━━━ TASK INPUT
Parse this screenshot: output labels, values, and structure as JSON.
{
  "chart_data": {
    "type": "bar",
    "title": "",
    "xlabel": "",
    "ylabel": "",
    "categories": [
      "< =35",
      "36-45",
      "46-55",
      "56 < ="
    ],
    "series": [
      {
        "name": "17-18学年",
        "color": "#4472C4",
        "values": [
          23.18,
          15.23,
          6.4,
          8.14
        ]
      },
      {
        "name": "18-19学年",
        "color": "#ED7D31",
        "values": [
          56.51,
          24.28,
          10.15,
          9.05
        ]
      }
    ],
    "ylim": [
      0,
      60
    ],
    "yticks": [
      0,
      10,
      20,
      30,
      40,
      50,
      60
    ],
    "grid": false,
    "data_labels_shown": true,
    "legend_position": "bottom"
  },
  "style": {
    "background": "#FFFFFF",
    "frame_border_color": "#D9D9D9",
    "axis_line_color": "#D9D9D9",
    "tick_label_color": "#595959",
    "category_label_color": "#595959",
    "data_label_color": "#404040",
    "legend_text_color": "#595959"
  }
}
━━━━━━
## [TASK TO COMPLETE]
Copy out each record from above, exactly.

## [FULL OUTPUT]
Parse this screenshot: output labels, values, and structure as JSON.
{
  "chart_data": {
    "type": "bar",
    "title": "",
    "xlabel": "",
    "ylabel": "",
    "categories": [
      "< =35",
      "36-45",
      "46-55",
      "56 < ="
    ],
    "series": [
      {
        "name": "17-18学年",
        "color": "#4472C4",
        "values": [
          23.18,
          15.23,
          6.4,
          8.14
        ]
      },
      {
        "name": "18-19学年",
        "color": "#ED7D31",
        "values": [
          56.51,
          24.28,
          10.15,
          9.05
        ]
      }
    ],
    "ylim": [
      0,
      60
    ],
    "yticks": [
      0,
      10,
      20,
      30,
      40,
      50,
      60
    ],
    "grid": false,
    "data_labels_shown": true,
    "legend_position": "bottom"
  },
  "style": {
    "background": "#FFFFFF",
    "frame_border_color": "#D9D9D9",
    "axis_line_color": "#D9D9D9",
    "tick_label_color": "#595959",
    "category_label_color": "#595959",
    "data_label_color": "#404040",
    "legend_text_color": "#595959"
  }
}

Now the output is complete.